**YOUR OBJECTIVE:** Each entry below is to be duplicated verbatim.

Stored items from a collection
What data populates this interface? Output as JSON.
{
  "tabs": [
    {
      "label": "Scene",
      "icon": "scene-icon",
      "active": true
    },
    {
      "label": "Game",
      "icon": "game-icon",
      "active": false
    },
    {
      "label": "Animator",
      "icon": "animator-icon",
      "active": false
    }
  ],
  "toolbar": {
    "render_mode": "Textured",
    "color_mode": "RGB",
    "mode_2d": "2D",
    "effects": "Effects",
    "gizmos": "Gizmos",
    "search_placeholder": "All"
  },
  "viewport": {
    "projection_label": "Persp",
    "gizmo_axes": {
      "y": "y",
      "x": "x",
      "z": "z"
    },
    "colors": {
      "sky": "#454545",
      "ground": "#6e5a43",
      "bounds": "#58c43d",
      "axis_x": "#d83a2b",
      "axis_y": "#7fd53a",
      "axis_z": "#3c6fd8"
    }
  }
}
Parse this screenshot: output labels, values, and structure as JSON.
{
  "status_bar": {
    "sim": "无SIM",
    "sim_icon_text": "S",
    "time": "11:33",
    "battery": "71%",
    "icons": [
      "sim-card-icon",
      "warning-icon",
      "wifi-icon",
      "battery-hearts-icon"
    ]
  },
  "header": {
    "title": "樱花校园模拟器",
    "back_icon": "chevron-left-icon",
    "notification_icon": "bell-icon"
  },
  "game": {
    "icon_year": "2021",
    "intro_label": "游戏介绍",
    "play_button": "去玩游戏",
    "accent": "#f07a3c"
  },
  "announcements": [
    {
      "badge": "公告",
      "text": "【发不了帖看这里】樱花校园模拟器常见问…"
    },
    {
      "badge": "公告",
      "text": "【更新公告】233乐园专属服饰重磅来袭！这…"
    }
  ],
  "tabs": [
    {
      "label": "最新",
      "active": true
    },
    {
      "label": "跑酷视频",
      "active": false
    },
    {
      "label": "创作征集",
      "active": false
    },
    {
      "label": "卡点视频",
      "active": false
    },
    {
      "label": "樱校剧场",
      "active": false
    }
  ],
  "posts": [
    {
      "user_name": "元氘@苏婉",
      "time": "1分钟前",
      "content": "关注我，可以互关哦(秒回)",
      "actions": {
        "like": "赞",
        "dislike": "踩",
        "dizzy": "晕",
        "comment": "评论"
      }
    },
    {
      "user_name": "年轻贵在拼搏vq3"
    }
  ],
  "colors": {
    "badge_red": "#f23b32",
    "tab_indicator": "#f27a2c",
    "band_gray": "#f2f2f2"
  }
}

**FULL OUTPUT:**
What data populates this interface? Output as JSON.
{
  "tabs": [
    {
      "label": "Scene",
      "icon": "scene-icon",
      "active": true
    },
    {
      "label": "Game",
      "icon": "game-icon",
      "active": false
    },
    {
      "label": "Animator",
      "icon": "animator-icon",
      "active": false
    }
  ],
  "toolbar": {
    "render_mode": "Textured",
    "color_mode": "RGB",
    "mode_2d": "2D",
    "effects": "Effects",
    "gizmos": "Gizmos",
    "search_placeholder": "All"
  },
  "viewport": {
    "projection_label": "Persp",
    "gizmo_axes": {
      "y": "y",
      "x": "x",
      "z": "z"
    },
    "colors": {
      "sky": "#454545",
      "ground": "#6e5a43",
      "bounds": "#58c43d",
      "axis_x": "#d83a2b",
      "axis_y": "#7fd53a",
      "axis_z": "#3c6fd8"
    }
  }
}
Parse this screenshot: output labels, values, and structure as JSON.
{
  "status_bar": {
    "sim": "无SIM",
    "sim_icon_text": "S",
    "time": "11:33",
    "battery": "71%",
    "icons": [
      "sim-card-icon",
      "warning-icon",
      "wifi-icon",
      "battery-hearts-icon"
    ]
  },
  "header": {
    "title": "樱花校园模拟器",
    "back_icon": "chevron-left-icon",
    "notification_icon": "bell-icon"
  },
  "game": {
    "icon_year": "2021",
    "intro_label": "游戏介绍",
    "play_button": "去玩游戏",
    "accent": "#f07a3c"
  },
  "announcements": [
    {
      "badge": "公告",
      "text": "【发不了帖看这里】樱花校园模拟器常见问…"
    },
    {
      "badge": "公告",
      "text": "【更新公告】233乐园专属服饰重磅来袭！这…"
    }
  ],
  "tabs": [
    {
      "label": "最新",
      "active": true
    },
    {
      "label": "跑酷视频",
      "active": false
    },
    {
      "label": "创作征集",
      "active": false
    },
    {
      "label": "卡点视频",
      "active": false
    },
    {
      "label": "樱校剧场",
      "active": false
    }
  ],
  "posts": [
    {
      "user_name": "元氘@苏婉",
      "time": "1分钟前",
      "content": "关注我，可以互关哦(秒回)",
      "actions": {
        "like": "赞",
        "dislike": "踩",
        "dizzy": "晕",
        "comment": "评论"
      }
    },
    {
      "user_name": "年轻贵在拼搏vq3"
    }
  ],
  "colors": {
    "badge_red": "#f23b32",
    "tab_indicator": "#f27a2c",
    "band_gray": "#f2f2f2"
  }
}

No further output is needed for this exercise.